◆ Direction:
Transcribe all of the material below word for word and leave out its pictures.

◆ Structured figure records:

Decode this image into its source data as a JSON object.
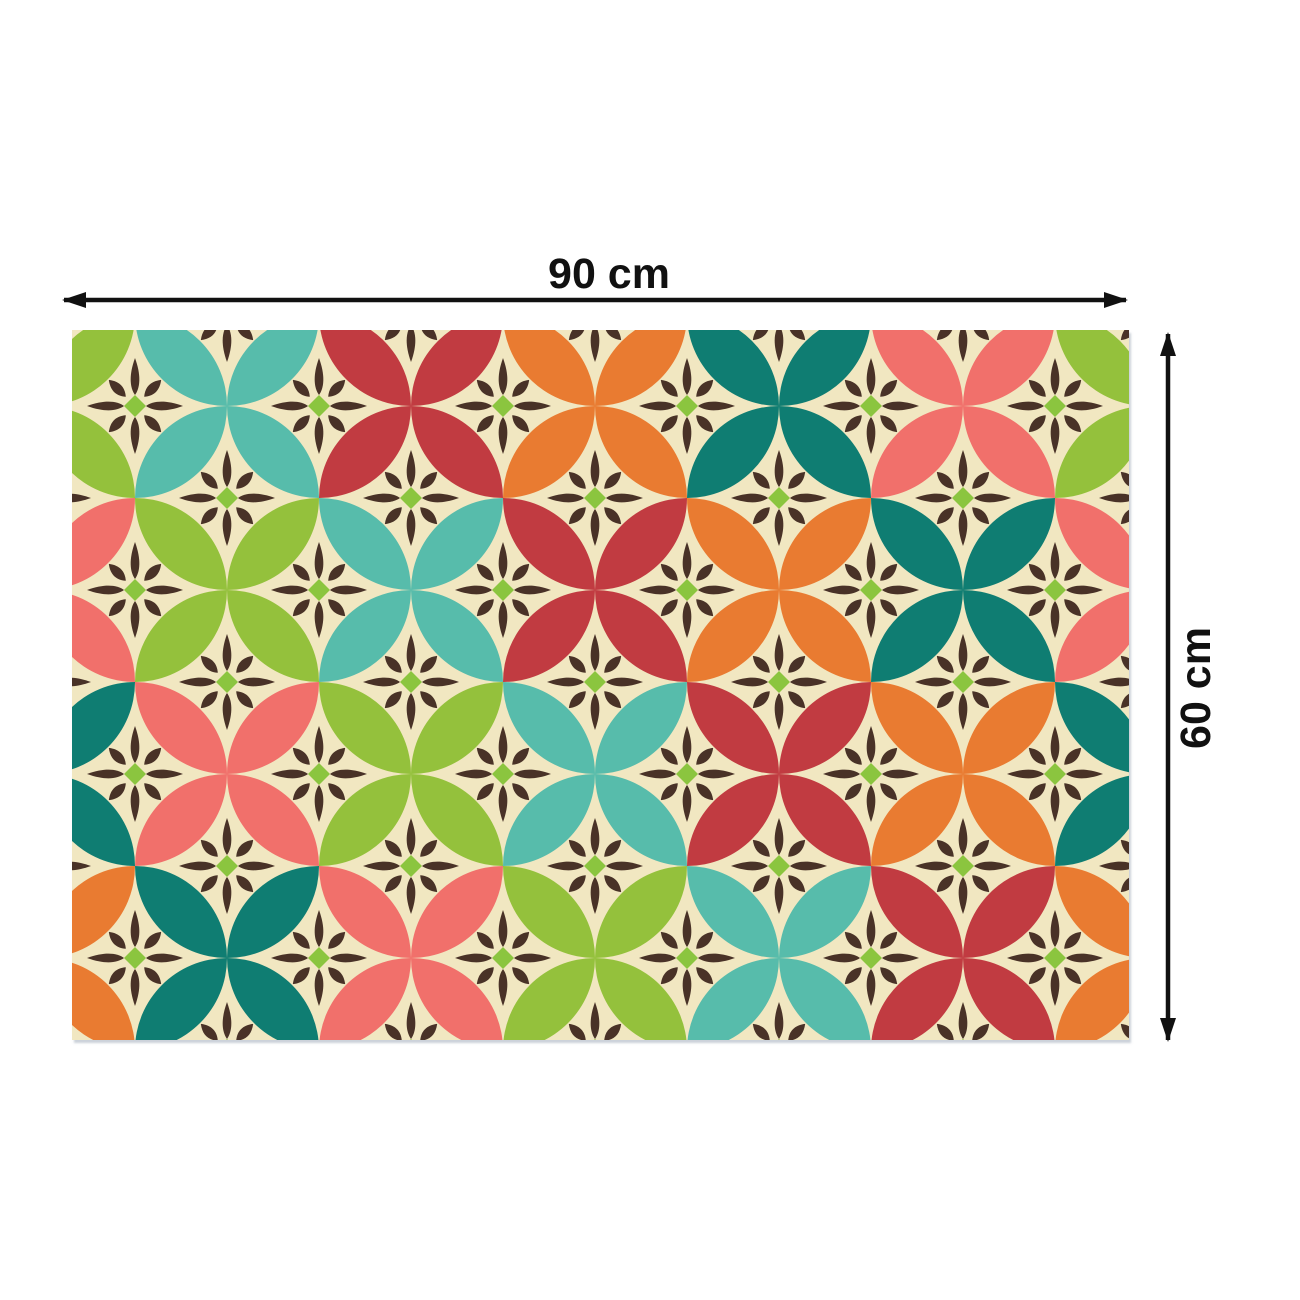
{
  "diagram": {
    "type": "product-dimension-diagram",
    "subject": "decorative rectangular mat with retro quatrefoil circle pattern",
    "width_label": "90 cm",
    "height_label": "60 cm",
    "annotation_color": "#111111"
  },
  "pattern": {
    "background": "#f1e7c1",
    "flower": {
      "petal_color": "#493227",
      "diamond_color": "#8bc53f"
    },
    "palette": {
      "green": "#94c13c",
      "teal": "#57bcab",
      "red": "#c13b41",
      "orange": "#e97b31",
      "dark_teal": "#0f7d72",
      "coral": "#f1706b"
    },
    "color_cycle": [
      "green",
      "teal",
      "red",
      "orange",
      "dark_teal",
      "coral"
    ],
    "lattice": {
      "spacing": 92,
      "origin_x_local": -29,
      "origin_y_local": -16,
      "owner_grid_step": 184,
      "owner_first_x_local": -29,
      "owner_first_y_local": -108,
      "owner_cols": 7,
      "owner_rows": 5,
      "flower_cols": 13,
      "flower_rows": 9
    }
  }
}
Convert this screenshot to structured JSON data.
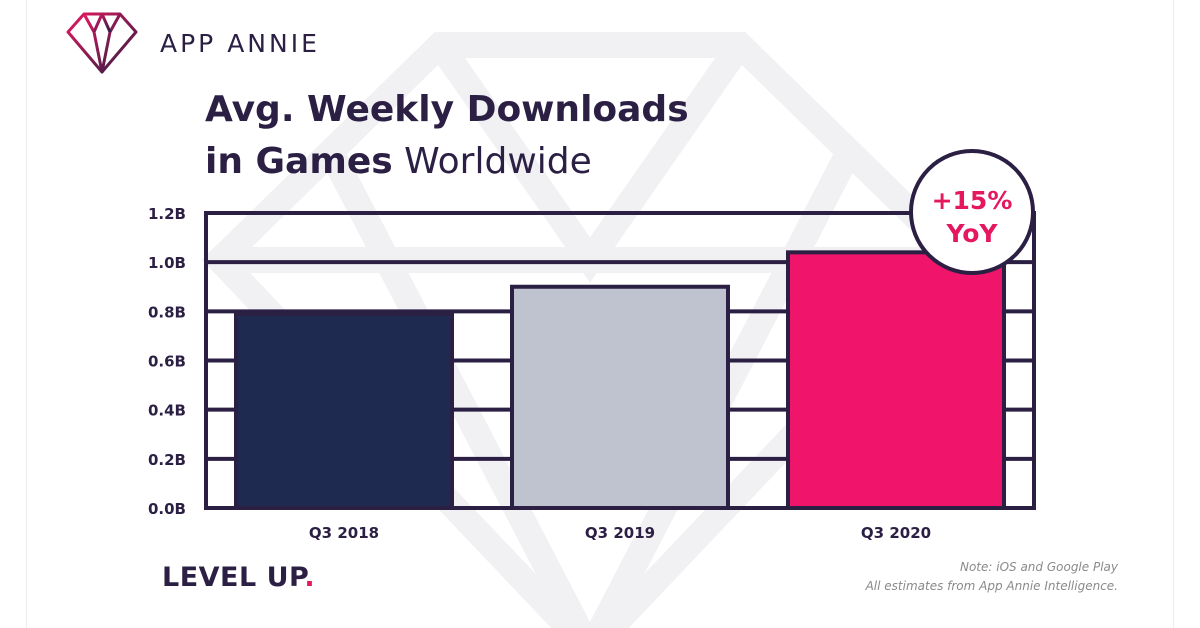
{
  "brand": {
    "name": "APP ANNIE"
  },
  "title": {
    "line1": "Avg. Weekly Downloads",
    "line2_strong": "in Games",
    "line2_light": "Worldwide"
  },
  "callout": {
    "line1": "+15%",
    "line2": "YoY"
  },
  "tagline": {
    "text": "LEVEL UP",
    "dot": "."
  },
  "note": {
    "line1": "Note: iOS and Google Play",
    "line2": "All estimates from App Annie Intelligence."
  },
  "colors": {
    "ink": "#2b1f44",
    "accent": "#e5175f",
    "bar_2018": "#1e2a4f",
    "bar_2019": "#bfc2cf",
    "bar_2020": "#f0156a"
  },
  "chart_data": {
    "type": "bar",
    "title": "Avg. Weekly Downloads in Games Worldwide",
    "categories": [
      "Q3 2018",
      "Q3 2019",
      "Q3 2020"
    ],
    "values": [
      0.79,
      0.9,
      1.04
    ],
    "value_unit": "B",
    "bar_colors": [
      "#1e2a4f",
      "#bfc2cf",
      "#f0156a"
    ],
    "ylim": [
      0,
      1.2
    ],
    "yticks": [
      "0.0B",
      "0.2B",
      "0.4B",
      "0.6B",
      "0.8B",
      "1.0B",
      "1.2B"
    ],
    "xlabel": "",
    "ylabel": "",
    "grid": true,
    "annotation": "+15% YoY"
  }
}
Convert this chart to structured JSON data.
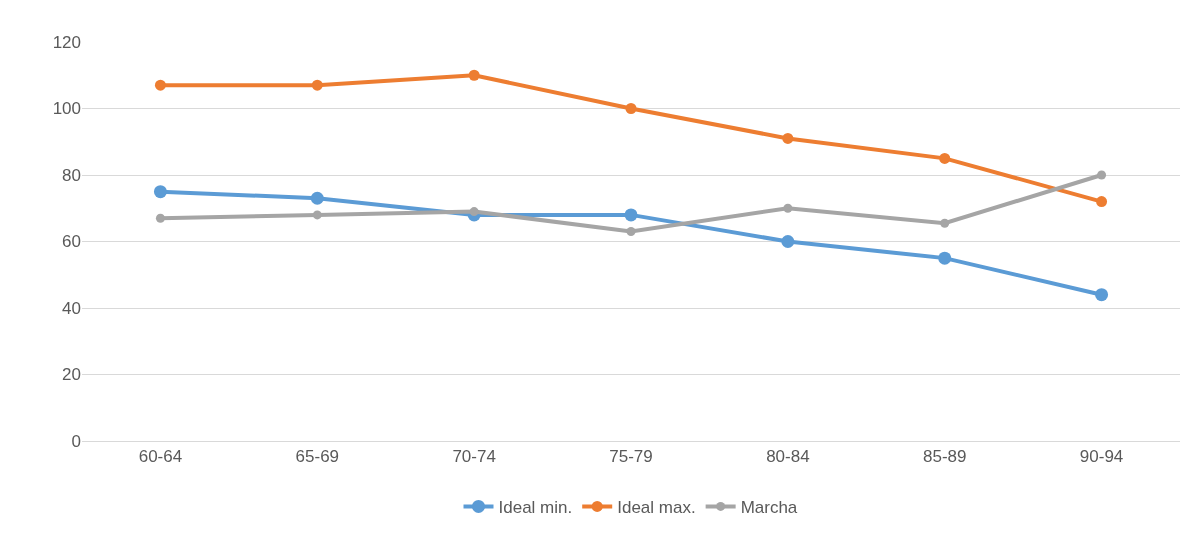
{
  "chart_data": {
    "type": "line",
    "categories": [
      "60-64",
      "65-69",
      "70-74",
      "75-79",
      "80-84",
      "85-89",
      "90-94"
    ],
    "series": [
      {
        "name": "Ideal min.",
        "color": "#5b9bd5",
        "values": [
          75,
          73,
          68,
          68,
          60,
          55,
          44
        ]
      },
      {
        "name": "Ideal max.",
        "color": "#ed7d31",
        "values": [
          107,
          107,
          110,
          100,
          91,
          85,
          72
        ]
      },
      {
        "name": "Marcha",
        "color": "#a5a5a5",
        "values": [
          67,
          68,
          69,
          63,
          70,
          65.5,
          80
        ]
      }
    ],
    "ylim": [
      0,
      120
    ],
    "yticks": [
      0,
      20,
      40,
      60,
      80,
      100,
      120
    ],
    "grid": "y",
    "legend": "bottom",
    "marker": "circle",
    "line_style": "solid"
  }
}
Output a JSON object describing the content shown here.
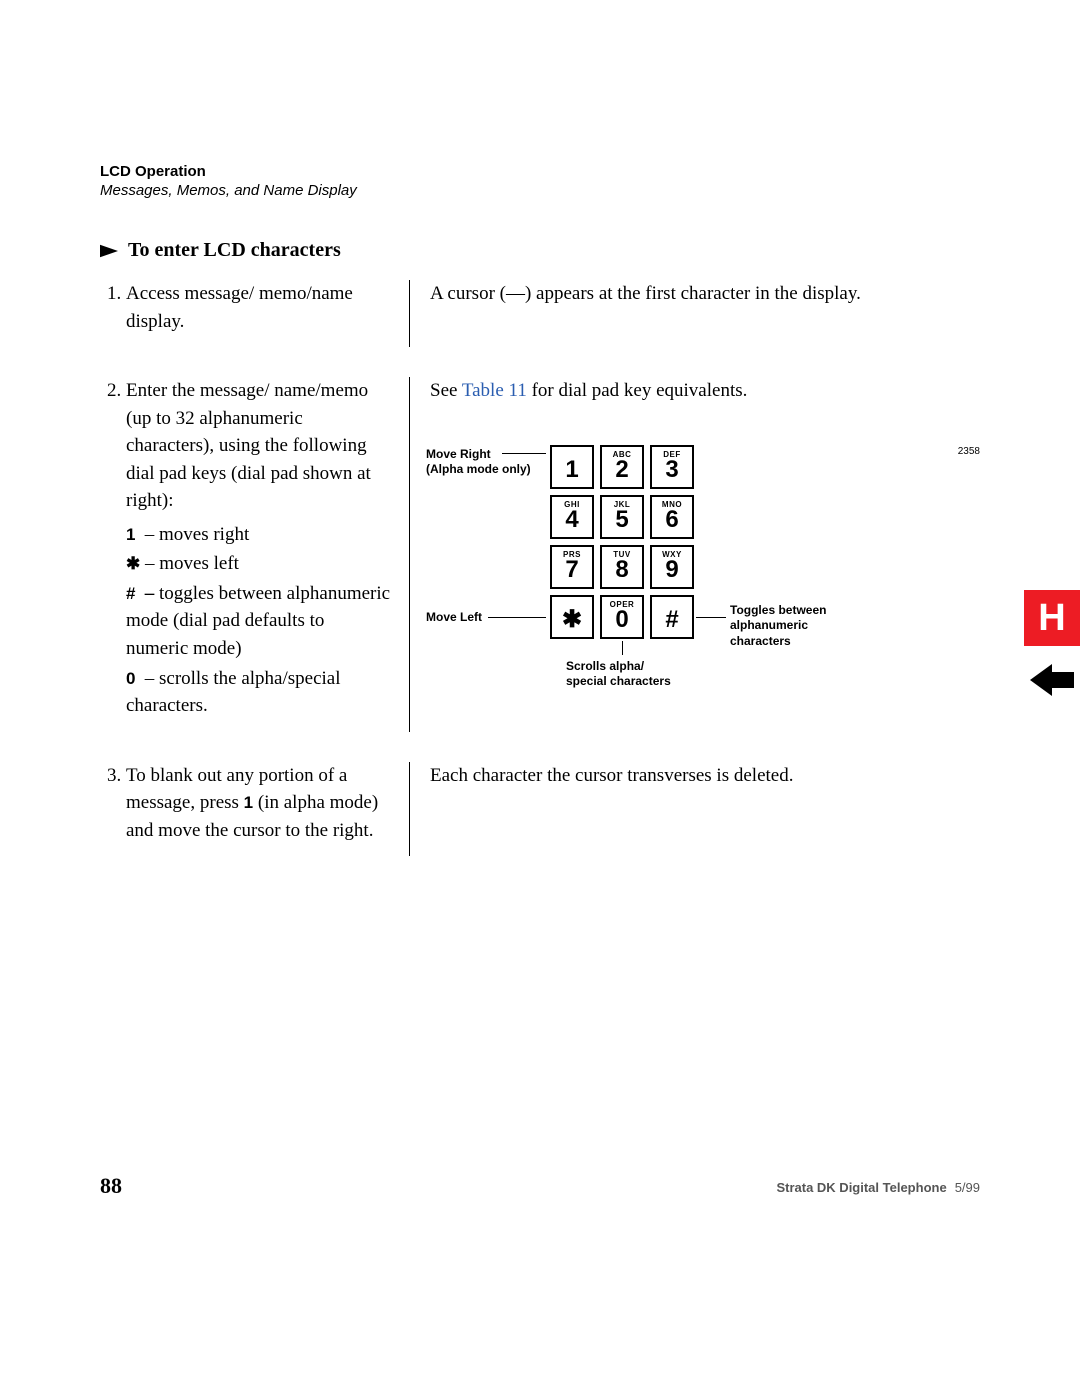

◆ Output below:
Decode this image into its source data as a JSON object.
{
  "diagram": {
    "type": "product-dimension-diagram",
    "subject": "decorative rectangular mat with retro quatrefoil circle pattern",
    "width_label": "90 cm",
    "height_label": "60 cm",
    "annotation_color": "#111111"
  },
  "pattern": {
    "background": "#f1e7c1",
    "flower": {
      "petal_color": "#493227",
      "diamond_color": "#8bc53f"
    },
    "palette": {
      "green": "#94c13c",
      "teal": "#57bcab",
      "red": "#c13b41",
      "orange": "#e97b31",
      "dark_teal": "#0f7d72",
      "coral": "#f1706b"
    },
    "color_cycle": [
      "green",
      "teal",
      "red",
      "orange",
      "dark_teal",
      "coral"
    ],
    "lattice": {
      "spacing": 92,
      "origin_x_local": -29,
      "origin_y_local": -16,
      "owner_grid_step": 184,
      "owner_first_x_local": -29,
      "owner_first_y_local": -108,
      "owner_cols": 7,
      "owner_rows": 5,
      "flower_cols": 13,
      "flower_rows": 9
    }
  }
}
Convert this screenshot to structured JSON data.
{
  "brand": {
    "name": "APP ANNIE"
  },
  "title": {
    "line1": "Avg. Weekly Downloads",
    "line2_strong": "in Games",
    "line2_light": "Worldwide"
  },
  "callout": {
    "line1": "+15%",
    "line2": "YoY"
  },
  "tagline": {
    "text": "LEVEL UP",
    "dot": "."
  },
  "note": {
    "line1": "Note: iOS and Google Play",
    "line2": "All estimates from App Annie Intelligence."
  },
  "colors": {
    "ink": "#2b1f44",
    "accent": "#e5175f",
    "bar_2018": "#1e2a4f",
    "bar_2019": "#bfc2cf",
    "bar_2020": "#f0156a"
  },
  "chart_data": {
    "type": "bar",
    "title": "Avg. Weekly Downloads in Games Worldwide",
    "categories": [
      "Q3 2018",
      "Q3 2019",
      "Q3 2020"
    ],
    "values": [
      0.79,
      0.9,
      1.04
    ],
    "value_unit": "B",
    "bar_colors": [
      "#1e2a4f",
      "#bfc2cf",
      "#f0156a"
    ],
    "ylim": [
      0,
      1.2
    ],
    "yticks": [
      "0.0B",
      "0.2B",
      "0.4B",
      "0.6B",
      "0.8B",
      "1.0B",
      "1.2B"
    ],
    "xlabel": "",
    "ylabel": "",
    "grid": true,
    "annotation": "+15% YoY"
  }
}
Convert this chart to structured JSON data.
{
  "chart_data": {
    "type": "line",
    "categories": [
      "60-64",
      "65-69",
      "70-74",
      "75-79",
      "80-84",
      "85-89",
      "90-94"
    ],
    "series": [
      {
        "name": "Ideal min.",
        "color": "#5b9bd5",
        "values": [
          75,
          73,
          68,
          68,
          60,
          55,
          44
        ]
      },
      {
        "name": "Ideal max.",
        "color": "#ed7d31",
        "values": [
          107,
          107,
          110,
          100,
          91,
          85,
          72
        ]
      },
      {
        "name": "Marcha",
        "color": "#a5a5a5",
        "values": [
          67,
          68,
          69,
          63,
          70,
          65.5,
          80
        ]
      }
    ],
    "ylim": [
      0,
      120
    ],
    "yticks": [
      0,
      20,
      40,
      60,
      80,
      100,
      120
    ],
    "grid": "y",
    "legend": "bottom",
    "marker": "circle",
    "line_style": "solid"
  }
}
Output a JSON object describing the content shown here.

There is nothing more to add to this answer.